> [ASSIGNMENT] Your reply should consist only of the lines from the one with "Output a JSON" through the end of the entries, transcribed exactly. Pictures stay out.

(Data extracted from a collection)
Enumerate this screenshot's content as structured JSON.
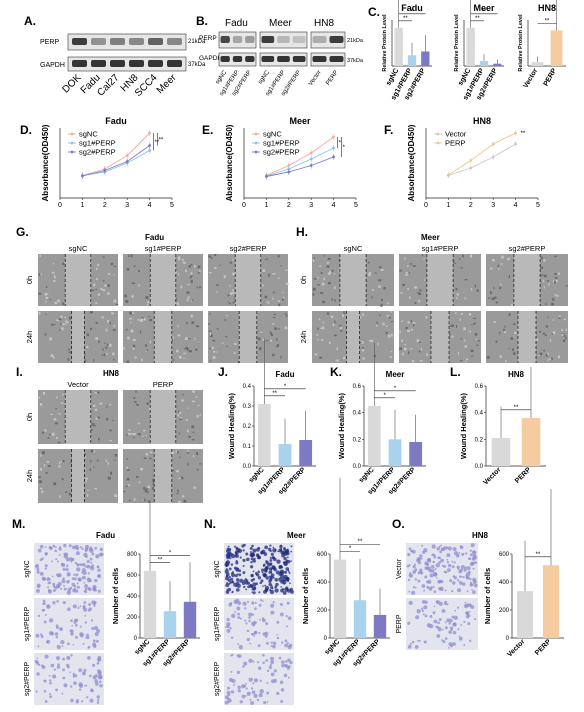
{
  "colors": {
    "grey": "#d9d9d9",
    "light_blue": "#a9d3ec",
    "purple": "#7d79c2",
    "peach": "#f5cc9f",
    "blot_dark": "#2a2a2a",
    "wound_bg": "#9a9a9a",
    "transwell_light": "#8e8fd0",
    "transwell_dark": "#1d2a7c"
  },
  "panels": {
    "A": {
      "letter": "A.",
      "rows": [
        "PERP",
        "GAPDH"
      ],
      "sizes": [
        "21kDa",
        "37kDa"
      ],
      "lanes": [
        "DOK",
        "Fadu",
        "Cal27",
        "HN8",
        "SCC4",
        "Meer"
      ]
    },
    "B": {
      "letter": "B.",
      "groups": [
        "Fadu",
        "Meer",
        "HN8"
      ],
      "rows": [
        "PERP",
        "GAPDH"
      ],
      "sizes": [
        "21kDa",
        "37kDa"
      ],
      "lanes": [
        "sgNC",
        "sg1#PERP",
        "sg2#PERP",
        "sgNC",
        "sg1#PERP",
        "sg2#PERP",
        "Vector",
        "PERP"
      ]
    },
    "C": {
      "letter": "C.",
      "ylabel": "Relative Protein Level",
      "sig": [
        "**",
        "*",
        "**",
        "**",
        "**"
      ]
    },
    "D": {
      "letter": "D.",
      "title": "Fadu",
      "sig": [
        "**",
        "**"
      ]
    },
    "E": {
      "letter": "E.",
      "title": "Meer",
      "sig": [
        "*",
        "*"
      ]
    },
    "F": {
      "letter": "F.",
      "title": "HN8",
      "sig": [
        "**"
      ]
    },
    "curves": {
      "ylabel": "Absorbance(OD450)",
      "xticks": [
        "0",
        "1",
        "2",
        "3",
        "4",
        "5"
      ],
      "legend_sg": [
        "sgNC",
        "sg1#PERP",
        "sg2#PERP"
      ],
      "legend_ov": [
        "Vector",
        "PERP"
      ]
    },
    "G": {
      "letter": "G.",
      "title": "Fadu",
      "cols": [
        "sgNC",
        "sg1#PERP",
        "sg2#PERP"
      ],
      "rows": [
        "0h",
        "24h"
      ]
    },
    "H": {
      "letter": "H.",
      "title": "Meer",
      "cols": [
        "sgNC",
        "sg1#PERP",
        "sg2#PERP"
      ],
      "rows": [
        "0h",
        "24h"
      ]
    },
    "I": {
      "letter": "I.",
      "title": "HN8",
      "cols": [
        "Vector",
        "PERP"
      ],
      "rows": [
        "0h",
        "24h"
      ]
    },
    "J": {
      "letter": "J.",
      "title": "Fadu",
      "sig": [
        "**",
        "*"
      ]
    },
    "K": {
      "letter": "K.",
      "title": "Meer",
      "sig": [
        "*",
        "*"
      ]
    },
    "L": {
      "letter": "L.",
      "title": "HN8",
      "sig": [
        "**"
      ]
    },
    "wound": {
      "ylabel": "Wound Healing(%)",
      "yticks": [
        "0.0",
        "0.2",
        "0.4",
        "0.6"
      ]
    },
    "M": {
      "letter": "M.",
      "title": "Fadu",
      "rows": [
        "sgNC",
        "sg1#PERP",
        "sg2#PERP"
      ],
      "sig": [
        "**",
        "*"
      ]
    },
    "N": {
      "letter": "N.",
      "title": "Meer",
      "rows": [
        "sgNC",
        "sg1#PERP",
        "sg2#PERP"
      ],
      "sig": [
        "*",
        "**"
      ]
    },
    "O": {
      "letter": "O.",
      "title": "HN8",
      "rows": [
        "Vector",
        "PERP"
      ],
      "sig": [
        "**"
      ]
    },
    "cells": {
      "ylabel": "Number of cells",
      "yticks_mn": [
        "0",
        "200",
        "400",
        "600",
        "800"
      ],
      "yticks_o": [
        "0",
        "200",
        "400",
        "600"
      ]
    }
  },
  "chart_data": [
    {
      "id": "C-Fadu",
      "type": "bar",
      "title": "Fadu",
      "ylabel": "Relative Protein Level",
      "categories": [
        "sgNC",
        "sg1#PERP",
        "sg2#PERP"
      ],
      "values": [
        1.0,
        0.28,
        0.38
      ],
      "ylim": [
        0,
        1.2
      ]
    },
    {
      "id": "C-Meer",
      "type": "bar",
      "title": "Meer",
      "ylabel": "Relative Protein Level",
      "categories": [
        "sgNC",
        "sg1#PERP",
        "sg2#PERP"
      ],
      "values": [
        1.0,
        0.13,
        0.06
      ],
      "ylim": [
        0,
        1.2
      ]
    },
    {
      "id": "C-HN8",
      "type": "bar",
      "title": "HN8",
      "ylabel": "Relative Protein Level",
      "categories": [
        "Vector",
        "PERP"
      ],
      "values": [
        1.0,
        9.3
      ],
      "ylim": [
        0,
        12
      ]
    },
    {
      "id": "D",
      "type": "line",
      "title": "Fadu",
      "xlabel": "",
      "ylabel": "Absorbance(OD450)",
      "x": [
        1,
        2,
        3,
        4
      ],
      "xlim": [
        0,
        5
      ],
      "ylim": [
        0,
        1.4
      ],
      "series": [
        {
          "name": "sgNC",
          "values": [
            0.45,
            0.58,
            0.85,
            1.3
          ]
        },
        {
          "name": "sg1#PERP",
          "values": [
            0.45,
            0.52,
            0.7,
            0.95
          ]
        },
        {
          "name": "sg2#PERP",
          "values": [
            0.44,
            0.55,
            0.73,
            1.05
          ]
        }
      ]
    },
    {
      "id": "E",
      "type": "line",
      "title": "Meer",
      "xlabel": "",
      "ylabel": "Absorbance(OD450)",
      "x": [
        1,
        2,
        3,
        4
      ],
      "xlim": [
        0,
        5
      ],
      "ylim": [
        0,
        1.4
      ],
      "series": [
        {
          "name": "sgNC",
          "values": [
            0.45,
            0.65,
            0.9,
            1.22
          ]
        },
        {
          "name": "sg1#PERP",
          "values": [
            0.44,
            0.58,
            0.78,
            1.0
          ]
        },
        {
          "name": "sg2#PERP",
          "values": [
            0.43,
            0.52,
            0.65,
            0.82
          ]
        }
      ]
    },
    {
      "id": "F",
      "type": "line",
      "title": "HN8",
      "xlabel": "",
      "ylabel": "Absorbance(OD450)",
      "x": [
        1,
        2,
        3,
        4
      ],
      "xlim": [
        0,
        5
      ],
      "ylim": [
        0,
        1.4
      ],
      "series": [
        {
          "name": "Vector",
          "values": [
            0.45,
            0.6,
            0.82,
            1.08
          ]
        },
        {
          "name": "PERP",
          "values": [
            0.46,
            0.75,
            1.08,
            1.3
          ]
        }
      ]
    },
    {
      "id": "J",
      "type": "bar",
      "title": "Fadu",
      "ylabel": "Wound Healing(%)",
      "categories": [
        "sgNC",
        "sg1#PERP",
        "sg2#PERP"
      ],
      "values": [
        0.31,
        0.11,
        0.13
      ],
      "ylim": [
        0,
        0.4
      ]
    },
    {
      "id": "K",
      "type": "bar",
      "title": "Meer",
      "ylabel": "Wound Healing(%)",
      "categories": [
        "sgNC",
        "sg1#PERP",
        "sg2#PERP"
      ],
      "values": [
        0.45,
        0.2,
        0.18
      ],
      "ylim": [
        0,
        0.6
      ]
    },
    {
      "id": "L",
      "type": "bar",
      "title": "HN8",
      "ylabel": "Wound Healing(%)",
      "categories": [
        "Vector",
        "PERP"
      ],
      "values": [
        0.21,
        0.36
      ],
      "ylim": [
        0,
        0.6
      ]
    },
    {
      "id": "M",
      "type": "bar",
      "title": "Fadu",
      "ylabel": "Number of cells",
      "categories": [
        "sgNC",
        "sg1#PERP",
        "sg2#PERP"
      ],
      "values": [
        640,
        255,
        345
      ],
      "ylim": [
        0,
        800
      ]
    },
    {
      "id": "N",
      "type": "bar",
      "title": "Meer",
      "ylabel": "Number of cells",
      "categories": [
        "sgNC",
        "sg1#PERP",
        "sg2#PERP"
      ],
      "values": [
        560,
        270,
        165
      ],
      "ylim": [
        0,
        600
      ]
    },
    {
      "id": "O",
      "type": "bar",
      "title": "HN8",
      "ylabel": "Number of cells",
      "categories": [
        "Vector",
        "PERP"
      ],
      "values": [
        335,
        520
      ],
      "ylim": [
        0,
        600
      ]
    }
  ]
}
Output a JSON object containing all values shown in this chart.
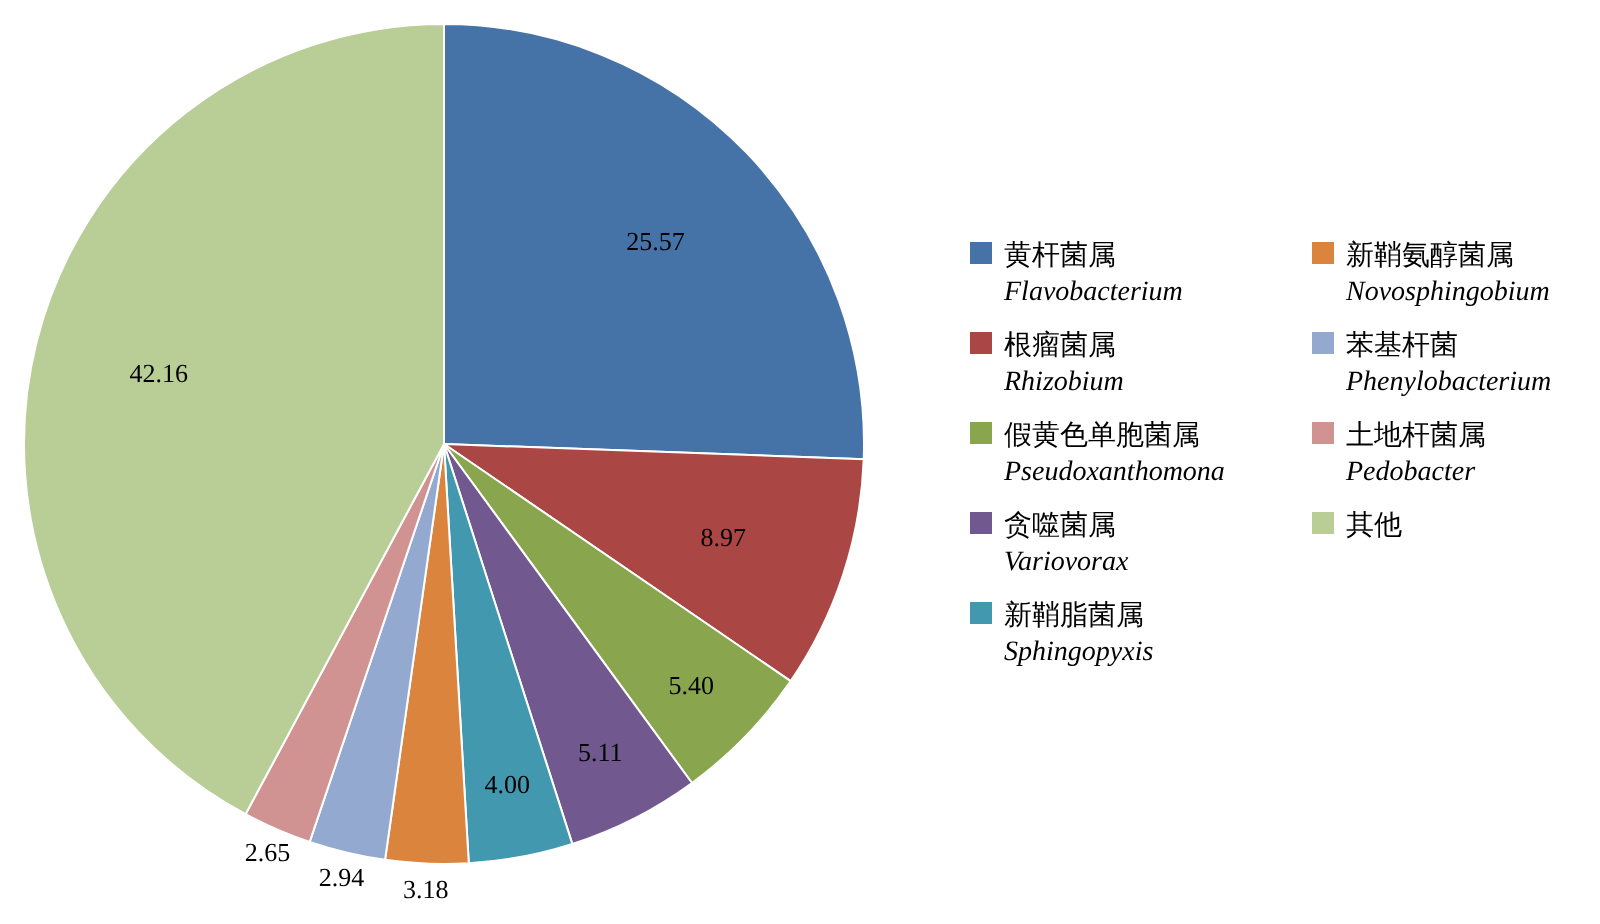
{
  "chart_data": {
    "type": "pie",
    "categories": [
      "黄杆菌属\nFlavobacterium",
      "根瘤菌属\nRhizobium",
      "假黄色单胞菌属\nPseudoxanthomona",
      "贪噬菌属\nVariovorax",
      "新鞘脂菌属\nSphingopyxis",
      "新鞘氨醇菌属\nNovosphingobium",
      "苯基杆菌\nPhenylobacterium",
      "土地杆菌属\nPedobacter",
      "其他"
    ],
    "values": [
      25.57,
      8.97,
      5.4,
      5.11,
      4.0,
      3.18,
      2.94,
      2.65,
      42.16
    ],
    "colors": [
      "#4572a7",
      "#aa4643",
      "#89a54e",
      "#71588f",
      "#4198af",
      "#db843d",
      "#93a9cf",
      "#d19392",
      "#b9cd96"
    ],
    "value_labels": [
      "25.57",
      "8.97",
      "5.40",
      "5.11",
      "4.00",
      "3.18",
      "2.94",
      "2.65",
      "42.16"
    ],
    "legend": "right"
  }
}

> [RESULT BELOW]
Output a JSON object containing all values shown in this chart.
{
  "chart_data": {
    "type": "pie",
    "categories": [
      "黄杆菌属\nFlavobacterium",
      "根瘤菌属\nRhizobium",
      "假黄色单胞菌属\nPseudoxanthomona",
      "贪噬菌属\nVariovorax",
      "新鞘脂菌属\nSphingopyxis",
      "新鞘氨醇菌属\nNovosphingobium",
      "苯基杆菌\nPhenylobacterium",
      "土地杆菌属\nPedobacter",
      "其他"
    ],
    "values": [
      25.57,
      8.97,
      5.4,
      5.11,
      4.0,
      3.18,
      2.94,
      2.65,
      42.16
    ],
    "colors": [
      "#4572a7",
      "#aa4643",
      "#89a54e",
      "#71588f",
      "#4198af",
      "#db843d",
      "#93a9cf",
      "#d19392",
      "#b9cd96"
    ],
    "value_labels": [
      "25.57",
      "8.97",
      "5.40",
      "5.11",
      "4.00",
      "3.18",
      "2.94",
      "2.65",
      "42.16"
    ],
    "legend": "right"
  }
}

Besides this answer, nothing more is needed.